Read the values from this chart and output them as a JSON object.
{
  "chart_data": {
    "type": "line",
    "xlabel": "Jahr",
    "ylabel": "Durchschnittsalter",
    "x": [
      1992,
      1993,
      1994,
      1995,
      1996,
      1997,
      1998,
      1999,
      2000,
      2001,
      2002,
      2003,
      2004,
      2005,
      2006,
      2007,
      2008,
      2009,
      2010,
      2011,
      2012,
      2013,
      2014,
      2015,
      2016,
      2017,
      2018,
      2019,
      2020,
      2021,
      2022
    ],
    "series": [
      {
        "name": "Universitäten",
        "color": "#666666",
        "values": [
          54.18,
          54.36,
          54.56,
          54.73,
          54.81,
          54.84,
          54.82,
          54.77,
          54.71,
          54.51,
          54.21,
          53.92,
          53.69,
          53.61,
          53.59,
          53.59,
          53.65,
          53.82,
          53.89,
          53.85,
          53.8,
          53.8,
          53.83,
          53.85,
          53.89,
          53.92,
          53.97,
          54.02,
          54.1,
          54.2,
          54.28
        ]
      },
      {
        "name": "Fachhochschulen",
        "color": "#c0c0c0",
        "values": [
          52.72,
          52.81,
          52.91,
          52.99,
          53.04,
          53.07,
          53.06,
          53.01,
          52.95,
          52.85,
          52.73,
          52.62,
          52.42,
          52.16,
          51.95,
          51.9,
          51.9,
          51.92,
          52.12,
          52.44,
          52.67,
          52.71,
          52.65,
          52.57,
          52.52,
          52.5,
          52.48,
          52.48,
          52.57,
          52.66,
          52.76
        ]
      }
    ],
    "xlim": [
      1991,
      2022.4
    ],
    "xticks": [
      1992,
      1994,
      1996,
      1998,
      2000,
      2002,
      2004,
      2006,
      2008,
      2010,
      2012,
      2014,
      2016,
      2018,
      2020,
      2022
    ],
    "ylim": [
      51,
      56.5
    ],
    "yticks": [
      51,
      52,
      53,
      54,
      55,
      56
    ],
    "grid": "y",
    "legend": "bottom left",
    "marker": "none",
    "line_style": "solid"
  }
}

◆ TASK GOAL
Copy each line above containing the string "name".

◆ RESULT OF THE TASK
        "name": "Universitäten",
        "name": "Fachhochschulen",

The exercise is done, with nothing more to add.